#### [Task details]
Gather up the lines that contain "name".

○ ○ ○ ○ ○

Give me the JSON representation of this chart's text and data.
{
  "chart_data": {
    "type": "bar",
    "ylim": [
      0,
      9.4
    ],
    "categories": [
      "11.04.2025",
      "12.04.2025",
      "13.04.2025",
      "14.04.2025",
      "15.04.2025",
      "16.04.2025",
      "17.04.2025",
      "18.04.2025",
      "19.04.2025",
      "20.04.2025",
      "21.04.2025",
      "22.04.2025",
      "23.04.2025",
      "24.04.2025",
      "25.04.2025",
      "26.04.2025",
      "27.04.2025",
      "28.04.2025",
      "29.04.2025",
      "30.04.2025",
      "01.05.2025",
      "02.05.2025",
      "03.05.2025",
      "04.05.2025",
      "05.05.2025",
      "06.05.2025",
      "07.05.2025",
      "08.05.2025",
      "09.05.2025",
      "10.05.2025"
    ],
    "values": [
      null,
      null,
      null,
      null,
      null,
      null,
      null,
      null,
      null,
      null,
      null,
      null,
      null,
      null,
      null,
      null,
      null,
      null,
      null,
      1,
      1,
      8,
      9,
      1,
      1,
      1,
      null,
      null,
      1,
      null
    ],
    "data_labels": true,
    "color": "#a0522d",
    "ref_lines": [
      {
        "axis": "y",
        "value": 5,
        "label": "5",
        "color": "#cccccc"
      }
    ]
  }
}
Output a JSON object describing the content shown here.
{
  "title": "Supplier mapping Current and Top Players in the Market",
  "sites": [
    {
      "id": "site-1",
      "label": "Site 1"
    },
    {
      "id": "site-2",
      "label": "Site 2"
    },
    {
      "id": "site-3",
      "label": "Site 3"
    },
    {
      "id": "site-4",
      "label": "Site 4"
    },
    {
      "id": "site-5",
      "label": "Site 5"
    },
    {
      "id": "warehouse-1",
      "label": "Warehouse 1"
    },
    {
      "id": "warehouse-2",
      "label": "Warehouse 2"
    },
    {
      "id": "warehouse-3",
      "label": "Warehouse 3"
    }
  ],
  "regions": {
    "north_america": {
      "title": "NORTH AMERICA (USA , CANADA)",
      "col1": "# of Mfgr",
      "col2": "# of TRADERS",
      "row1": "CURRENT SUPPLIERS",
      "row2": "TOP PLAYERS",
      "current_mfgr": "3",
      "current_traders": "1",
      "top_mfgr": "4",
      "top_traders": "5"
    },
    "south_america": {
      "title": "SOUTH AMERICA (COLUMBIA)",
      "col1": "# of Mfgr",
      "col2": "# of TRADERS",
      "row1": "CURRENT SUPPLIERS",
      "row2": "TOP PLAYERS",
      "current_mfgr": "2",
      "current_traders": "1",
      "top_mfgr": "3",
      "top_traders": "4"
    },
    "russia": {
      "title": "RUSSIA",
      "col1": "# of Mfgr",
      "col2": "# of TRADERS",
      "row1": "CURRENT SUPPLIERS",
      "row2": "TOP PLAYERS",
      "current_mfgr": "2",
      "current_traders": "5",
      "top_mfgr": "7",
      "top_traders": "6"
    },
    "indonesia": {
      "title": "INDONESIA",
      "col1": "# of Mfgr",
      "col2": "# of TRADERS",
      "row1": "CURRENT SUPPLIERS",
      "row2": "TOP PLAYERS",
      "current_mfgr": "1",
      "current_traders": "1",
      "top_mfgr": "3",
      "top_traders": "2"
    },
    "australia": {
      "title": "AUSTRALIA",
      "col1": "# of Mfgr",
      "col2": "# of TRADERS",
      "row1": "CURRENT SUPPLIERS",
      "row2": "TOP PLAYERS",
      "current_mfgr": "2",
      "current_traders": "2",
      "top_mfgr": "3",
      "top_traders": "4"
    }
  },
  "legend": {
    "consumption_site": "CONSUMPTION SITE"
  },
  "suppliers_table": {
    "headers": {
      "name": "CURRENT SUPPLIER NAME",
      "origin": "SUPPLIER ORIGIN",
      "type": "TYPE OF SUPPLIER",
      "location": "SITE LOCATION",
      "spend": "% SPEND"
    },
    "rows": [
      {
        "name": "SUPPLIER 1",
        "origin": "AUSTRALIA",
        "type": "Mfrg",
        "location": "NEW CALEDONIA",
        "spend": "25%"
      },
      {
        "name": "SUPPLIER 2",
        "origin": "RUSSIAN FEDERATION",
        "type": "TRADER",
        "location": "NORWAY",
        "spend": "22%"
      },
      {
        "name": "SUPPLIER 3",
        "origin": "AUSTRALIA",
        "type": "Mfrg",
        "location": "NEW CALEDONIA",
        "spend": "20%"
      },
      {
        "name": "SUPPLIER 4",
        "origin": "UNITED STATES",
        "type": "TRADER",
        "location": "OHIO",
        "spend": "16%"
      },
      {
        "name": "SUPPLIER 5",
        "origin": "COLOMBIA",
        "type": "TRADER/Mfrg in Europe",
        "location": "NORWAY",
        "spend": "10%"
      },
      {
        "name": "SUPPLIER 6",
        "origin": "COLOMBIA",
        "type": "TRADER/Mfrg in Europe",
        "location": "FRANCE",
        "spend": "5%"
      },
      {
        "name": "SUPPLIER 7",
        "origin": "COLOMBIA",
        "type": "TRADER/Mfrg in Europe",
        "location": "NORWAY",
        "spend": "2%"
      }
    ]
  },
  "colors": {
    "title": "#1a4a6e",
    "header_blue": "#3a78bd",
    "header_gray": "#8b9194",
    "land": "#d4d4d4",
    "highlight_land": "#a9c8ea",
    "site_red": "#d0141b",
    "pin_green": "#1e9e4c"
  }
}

○ ○ ○ ○ ○

#### [Response to this task]
      "name": "CURRENT SUPPLIER NAME",
        "name": "SUPPLIER 1",
        "name": "SUPPLIER 2",
        "name": "SUPPLIER 3",
        "name": "SUPPLIER 4",
        "name": "SUPPLIER 5",
        "name": "SUPPLIER 6",
        "name": "SUPPLIER 7",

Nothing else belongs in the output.